→ **INSTRUCTION**
Copy out the listing exactly.

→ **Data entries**
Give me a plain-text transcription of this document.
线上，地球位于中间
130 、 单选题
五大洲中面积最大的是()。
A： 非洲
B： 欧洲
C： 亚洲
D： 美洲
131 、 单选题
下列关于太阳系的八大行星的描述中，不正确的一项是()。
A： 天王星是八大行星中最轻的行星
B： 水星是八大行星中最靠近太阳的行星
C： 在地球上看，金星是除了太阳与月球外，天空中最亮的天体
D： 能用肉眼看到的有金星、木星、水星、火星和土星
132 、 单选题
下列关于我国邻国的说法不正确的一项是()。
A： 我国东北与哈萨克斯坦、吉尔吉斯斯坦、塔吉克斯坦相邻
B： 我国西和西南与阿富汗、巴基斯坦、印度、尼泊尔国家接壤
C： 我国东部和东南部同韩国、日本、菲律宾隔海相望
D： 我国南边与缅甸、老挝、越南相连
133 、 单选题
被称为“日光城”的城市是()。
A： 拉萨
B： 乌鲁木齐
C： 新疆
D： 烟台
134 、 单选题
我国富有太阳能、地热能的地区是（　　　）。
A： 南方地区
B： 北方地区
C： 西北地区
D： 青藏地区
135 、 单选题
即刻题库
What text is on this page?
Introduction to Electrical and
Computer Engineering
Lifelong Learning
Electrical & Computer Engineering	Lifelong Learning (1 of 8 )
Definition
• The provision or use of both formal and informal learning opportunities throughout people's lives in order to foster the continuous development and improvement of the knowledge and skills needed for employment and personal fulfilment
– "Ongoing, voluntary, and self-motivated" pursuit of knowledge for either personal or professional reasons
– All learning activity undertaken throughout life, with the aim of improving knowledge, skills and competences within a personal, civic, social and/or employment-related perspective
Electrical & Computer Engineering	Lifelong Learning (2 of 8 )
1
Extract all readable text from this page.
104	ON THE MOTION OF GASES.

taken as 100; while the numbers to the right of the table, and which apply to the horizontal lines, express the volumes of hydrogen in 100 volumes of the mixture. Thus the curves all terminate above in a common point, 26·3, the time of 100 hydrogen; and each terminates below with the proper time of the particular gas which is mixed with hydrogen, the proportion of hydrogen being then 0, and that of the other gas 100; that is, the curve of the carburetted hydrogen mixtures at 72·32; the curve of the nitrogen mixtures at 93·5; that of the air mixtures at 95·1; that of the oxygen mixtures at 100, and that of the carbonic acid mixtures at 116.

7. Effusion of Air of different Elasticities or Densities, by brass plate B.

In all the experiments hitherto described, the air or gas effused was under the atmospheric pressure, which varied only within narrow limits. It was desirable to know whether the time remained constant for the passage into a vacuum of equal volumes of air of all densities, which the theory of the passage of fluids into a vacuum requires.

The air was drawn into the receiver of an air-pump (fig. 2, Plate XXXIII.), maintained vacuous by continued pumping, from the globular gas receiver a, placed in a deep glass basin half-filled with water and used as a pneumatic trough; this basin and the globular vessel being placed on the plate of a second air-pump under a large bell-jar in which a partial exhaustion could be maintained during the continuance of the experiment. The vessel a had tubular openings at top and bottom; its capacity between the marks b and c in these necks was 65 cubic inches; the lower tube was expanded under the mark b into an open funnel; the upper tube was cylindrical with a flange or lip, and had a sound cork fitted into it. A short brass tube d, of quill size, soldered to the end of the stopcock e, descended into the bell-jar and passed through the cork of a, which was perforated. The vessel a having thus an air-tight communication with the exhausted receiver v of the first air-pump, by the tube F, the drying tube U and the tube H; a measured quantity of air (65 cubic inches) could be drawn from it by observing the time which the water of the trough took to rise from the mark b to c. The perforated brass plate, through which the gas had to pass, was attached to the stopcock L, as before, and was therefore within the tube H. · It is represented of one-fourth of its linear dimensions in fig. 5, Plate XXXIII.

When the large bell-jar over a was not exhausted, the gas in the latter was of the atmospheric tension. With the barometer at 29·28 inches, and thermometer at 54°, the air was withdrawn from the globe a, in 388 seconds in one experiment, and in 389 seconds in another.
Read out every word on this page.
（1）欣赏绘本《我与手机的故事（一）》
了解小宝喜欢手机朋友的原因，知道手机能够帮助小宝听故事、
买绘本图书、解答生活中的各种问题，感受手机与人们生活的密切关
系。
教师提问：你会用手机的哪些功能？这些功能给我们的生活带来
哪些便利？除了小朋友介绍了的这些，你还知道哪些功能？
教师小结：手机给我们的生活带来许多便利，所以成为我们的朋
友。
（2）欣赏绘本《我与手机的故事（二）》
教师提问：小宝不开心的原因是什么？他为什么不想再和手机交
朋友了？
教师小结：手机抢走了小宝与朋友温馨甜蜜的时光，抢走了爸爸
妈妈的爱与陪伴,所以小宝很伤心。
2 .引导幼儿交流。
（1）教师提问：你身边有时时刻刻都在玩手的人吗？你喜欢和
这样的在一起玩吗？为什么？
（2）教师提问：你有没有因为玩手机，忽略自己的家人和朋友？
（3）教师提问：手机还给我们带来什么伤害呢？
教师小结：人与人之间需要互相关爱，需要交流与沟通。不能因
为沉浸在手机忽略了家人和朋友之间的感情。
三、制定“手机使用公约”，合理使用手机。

→ **SOLUTION**
Give me a plain-text transcription of this document.
线上，地球位于中间
130 、 单选题
五大洲中面积最大的是()。
A： 非洲
B： 欧洲
C： 亚洲
D： 美洲
131 、 单选题
下列关于太阳系的八大行星的描述中，不正确的一项是()。
A： 天王星是八大行星中最轻的行星
B： 水星是八大行星中最靠近太阳的行星
C： 在地球上看，金星是除了太阳与月球外，天空中最亮的天体
D： 能用肉眼看到的有金星、木星、水星、火星和土星
132 、 单选题
下列关于我国邻国的说法不正确的一项是()。
A： 我国东北与哈萨克斯坦、吉尔吉斯斯坦、塔吉克斯坦相邻
B： 我国西和西南与阿富汗、巴基斯坦、印度、尼泊尔国家接壤
C： 我国东部和东南部同韩国、日本、菲律宾隔海相望
D： 我国南边与缅甸、老挝、越南相连
133 、 单选题
被称为“日光城”的城市是()。
A： 拉萨
B： 乌鲁木齐
C： 新疆
D： 烟台
134 、 单选题
我国富有太阳能、地热能的地区是（　　　）。
A： 南方地区
B： 北方地区
C： 西北地区
D： 青藏地区
135 、 单选题
即刻题库
What text is on this page?
Introduction to Electrical and
Computer Engineering
Lifelong Learning
Electrical & Computer Engineering	Lifelong Learning (1 of 8 )
Definition
• The provision or use of both formal and informal learning opportunities throughout people's lives in order to foster the continuous development and improvement of the knowledge and skills needed for employment and personal fulfilment
– "Ongoing, voluntary, and self-motivated" pursuit of knowledge for either personal or professional reasons
– All learning activity undertaken throughout life, with the aim of improving knowledge, skills and competences within a personal, civic, social and/or employment-related perspective
Electrical & Computer Engineering	Lifelong Learning (2 of 8 )
1
Extract all readable text from this page.
104	ON THE MOTION OF GASES.

taken as 100; while the numbers to the right of the table, and which apply to the horizontal lines, express the volumes of hydrogen in 100 volumes of the mixture. Thus the curves all terminate above in a common point, 26·3, the time of 100 hydrogen; and each terminates below with the proper time of the particular gas which is mixed with hydrogen, the proportion of hydrogen being then 0, and that of the other gas 100; that is, the curve of the carburetted hydrogen mixtures at 72·32; the curve of the nitrogen mixtures at 93·5; that of the air mixtures at 95·1; that of the oxygen mixtures at 100, and that of the carbonic acid mixtures at 116.

7. Effusion of Air of different Elasticities or Densities, by brass plate B.

In all the experiments hitherto described, the air or gas effused was under the atmospheric pressure, which varied only within narrow limits. It was desirable to know whether the time remained constant for the passage into a vacuum of equal volumes of air of all densities, which the theory of the passage of fluids into a vacuum requires.

The air was drawn into the receiver of an air-pump (fig. 2, Plate XXXIII.), maintained vacuous by continued pumping, from the globular gas receiver a, placed in a deep glass basin half-filled with water and used as a pneumatic trough; this basin and the globular vessel being placed on the plate of a second air-pump under a large bell-jar in which a partial exhaustion could be maintained during the continuance of the experiment. The vessel a had tubular openings at top and bottom; its capacity between the marks b and c in these necks was 65 cubic inches; the lower tube was expanded under the mark b into an open funnel; the upper tube was cylindrical with a flange or lip, and had a sound cork fitted into it. A short brass tube d, of quill size, soldered to the end of the stopcock e, descended into the bell-jar and passed through the cork of a, which was perforated. The vessel a having thus an air-tight communication with the exhausted receiver v of the first air-pump, by the tube F, the drying tube U and the tube H; a measured quantity of air (65 cubic inches) could be drawn from it by observing the time which the water of the trough took to rise from the mark b to c. The perforated brass plate, through which the gas had to pass, was attached to the stopcock L, as before, and was therefore within the tube H. · It is represented of one-fourth of its linear dimensions in fig. 5, Plate XXXIII.

When the large bell-jar over a was not exhausted, the gas in the latter was of the atmospheric tension. With the barometer at 29·28 inches, and thermometer at 54°, the air was withdrawn from the globe a, in 388 seconds in one experiment, and in 389 seconds in another.
Read out every word on this page.
（1）欣赏绘本《我与手机的故事（一）》
了解小宝喜欢手机朋友的原因，知道手机能够帮助小宝听故事、
买绘本图书、解答生活中的各种问题，感受手机与人们生活的密切关
系。
教师提问：你会用手机的哪些功能？这些功能给我们的生活带来
哪些便利？除了小朋友介绍了的这些，你还知道哪些功能？
教师小结：手机给我们的生活带来许多便利，所以成为我们的朋
友。
（2）欣赏绘本《我与手机的故事（二）》
教师提问：小宝不开心的原因是什么？他为什么不想再和手机交
朋友了？
教师小结：手机抢走了小宝与朋友温馨甜蜜的时光，抢走了爸爸
妈妈的爱与陪伴,所以小宝很伤心。
2 .引导幼儿交流。
（1）教师提问：你身边有时时刻刻都在玩手的人吗？你喜欢和
这样的在一起玩吗？为什么？
（2）教师提问：你有没有因为玩手机，忽略自己的家人和朋友？
（3）教师提问：手机还给我们带来什么伤害呢？
教师小结：人与人之间需要互相关爱，需要交流与沟通。不能因
为沉浸在手机忽略了家人和朋友之间的感情。
三、制定“手机使用公约”，合理使用手机。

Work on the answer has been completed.